------ RECORDS SHOWN ------

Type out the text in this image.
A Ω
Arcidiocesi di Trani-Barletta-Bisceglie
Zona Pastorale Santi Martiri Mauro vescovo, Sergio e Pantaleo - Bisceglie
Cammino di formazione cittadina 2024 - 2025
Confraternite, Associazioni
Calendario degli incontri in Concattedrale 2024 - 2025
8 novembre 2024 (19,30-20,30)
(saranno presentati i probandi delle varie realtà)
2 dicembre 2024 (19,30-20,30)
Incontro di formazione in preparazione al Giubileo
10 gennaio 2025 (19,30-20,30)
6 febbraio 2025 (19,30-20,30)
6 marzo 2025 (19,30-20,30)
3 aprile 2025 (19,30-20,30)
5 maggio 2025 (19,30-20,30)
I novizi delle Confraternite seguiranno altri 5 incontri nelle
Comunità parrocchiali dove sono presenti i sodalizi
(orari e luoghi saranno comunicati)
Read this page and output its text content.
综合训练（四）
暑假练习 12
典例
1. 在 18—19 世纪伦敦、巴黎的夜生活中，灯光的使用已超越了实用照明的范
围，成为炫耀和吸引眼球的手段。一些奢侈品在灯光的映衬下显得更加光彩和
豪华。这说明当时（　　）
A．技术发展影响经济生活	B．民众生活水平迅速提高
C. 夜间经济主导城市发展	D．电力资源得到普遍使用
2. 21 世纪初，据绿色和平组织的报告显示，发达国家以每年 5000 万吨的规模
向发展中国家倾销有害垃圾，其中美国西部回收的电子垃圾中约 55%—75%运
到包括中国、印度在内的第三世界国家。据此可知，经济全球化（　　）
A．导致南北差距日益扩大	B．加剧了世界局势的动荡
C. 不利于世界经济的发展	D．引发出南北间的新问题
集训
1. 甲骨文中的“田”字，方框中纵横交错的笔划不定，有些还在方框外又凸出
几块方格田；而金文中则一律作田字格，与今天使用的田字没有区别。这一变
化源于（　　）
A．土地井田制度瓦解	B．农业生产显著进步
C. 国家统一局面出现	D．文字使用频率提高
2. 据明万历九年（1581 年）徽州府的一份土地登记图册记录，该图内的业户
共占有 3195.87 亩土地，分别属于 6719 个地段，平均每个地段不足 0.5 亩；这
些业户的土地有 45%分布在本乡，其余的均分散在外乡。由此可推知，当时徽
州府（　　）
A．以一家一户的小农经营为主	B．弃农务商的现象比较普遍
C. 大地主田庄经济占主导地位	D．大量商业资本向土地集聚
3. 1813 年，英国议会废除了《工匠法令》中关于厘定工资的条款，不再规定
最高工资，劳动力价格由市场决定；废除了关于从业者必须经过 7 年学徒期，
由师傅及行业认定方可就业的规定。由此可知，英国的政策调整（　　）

------

* SHORT EXERCISE
Report each line of the material above where the word "Bisceglie" appears.

* RESULT FOR THIS EXERCISE
Arcidiocesi di Trani-Barletta-Bisceglie
Zona Pastorale Santi Martiri Mauro vescovo, Sergio e Pantaleo - Bisceglie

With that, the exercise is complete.